→ TASK PROMPT: Restate the full set of records exactly, without adding or dropping a word.

┏━━

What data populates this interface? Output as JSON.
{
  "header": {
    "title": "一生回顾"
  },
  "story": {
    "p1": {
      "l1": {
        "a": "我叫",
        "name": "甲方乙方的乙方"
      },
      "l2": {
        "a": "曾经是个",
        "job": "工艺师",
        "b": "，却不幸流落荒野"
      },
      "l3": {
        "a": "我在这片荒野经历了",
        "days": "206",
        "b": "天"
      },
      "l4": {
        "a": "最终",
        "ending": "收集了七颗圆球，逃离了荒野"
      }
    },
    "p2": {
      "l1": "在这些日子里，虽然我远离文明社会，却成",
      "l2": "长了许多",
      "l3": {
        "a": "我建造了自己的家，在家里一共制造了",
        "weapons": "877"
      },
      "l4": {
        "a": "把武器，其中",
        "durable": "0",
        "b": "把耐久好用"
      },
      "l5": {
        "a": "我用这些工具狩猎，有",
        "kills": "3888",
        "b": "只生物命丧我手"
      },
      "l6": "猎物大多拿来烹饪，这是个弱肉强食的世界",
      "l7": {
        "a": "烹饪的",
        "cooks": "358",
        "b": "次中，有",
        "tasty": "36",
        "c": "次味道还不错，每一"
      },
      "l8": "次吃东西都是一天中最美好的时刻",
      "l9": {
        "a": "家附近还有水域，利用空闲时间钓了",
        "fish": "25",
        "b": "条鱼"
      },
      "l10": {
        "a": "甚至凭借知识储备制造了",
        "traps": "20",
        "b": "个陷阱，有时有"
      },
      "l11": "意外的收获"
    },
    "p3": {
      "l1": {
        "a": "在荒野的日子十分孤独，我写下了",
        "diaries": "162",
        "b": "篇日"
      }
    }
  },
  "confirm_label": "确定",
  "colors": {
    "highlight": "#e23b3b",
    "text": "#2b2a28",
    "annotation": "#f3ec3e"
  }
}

┗━━

→ IN RESPONSE:
What data populates this interface? Output as JSON.
{
  "header": {
    "title": "一生回顾"
  },
  "story": {
    "p1": {
      "l1": {
        "a": "我叫",
        "name": "甲方乙方的乙方"
      },
      "l2": {
        "a": "曾经是个",
        "job": "工艺师",
        "b": "，却不幸流落荒野"
      },
      "l3": {
        "a": "我在这片荒野经历了",
        "days": "206",
        "b": "天"
      },
      "l4": {
        "a": "最终",
        "ending": "收集了七颗圆球，逃离了荒野"
      }
    },
    "p2": {
      "l1": "在这些日子里，虽然我远离文明社会，却成",
      "l2": "长了许多",
      "l3": {
        "a": "我建造了自己的家，在家里一共制造了",
        "weapons": "877"
      },
      "l4": {
        "a": "把武器，其中",
        "durable": "0",
        "b": "把耐久好用"
      },
      "l5": {
        "a": "我用这些工具狩猎，有",
        "kills": "3888",
        "b": "只生物命丧我手"
      },
      "l6": "猎物大多拿来烹饪，这是个弱肉强食的世界",
      "l7": {
        "a": "烹饪的",
        "cooks": "358",
        "b": "次中，有",
        "tasty": "36",
        "c": "次味道还不错，每一"
      },
      "l8": "次吃东西都是一天中最美好的时刻",
      "l9": {
        "a": "家附近还有水域，利用空闲时间钓了",
        "fish": "25",
        "b": "条鱼"
      },
      "l10": {
        "a": "甚至凭借知识储备制造了",
        "traps": "20",
        "b": "个陷阱，有时有"
      },
      "l11": "意外的收获"
    },
    "p3": {
      "l1": {
        "a": "在荒野的日子十分孤独，我写下了",
        "diaries": "162",
        "b": "篇日"
      }
    }
  },
  "confirm_label": "确定",
  "colors": {
    "highlight": "#e23b3b",
    "text": "#2b2a28",
    "annotation": "#f3ec3e"
  }
}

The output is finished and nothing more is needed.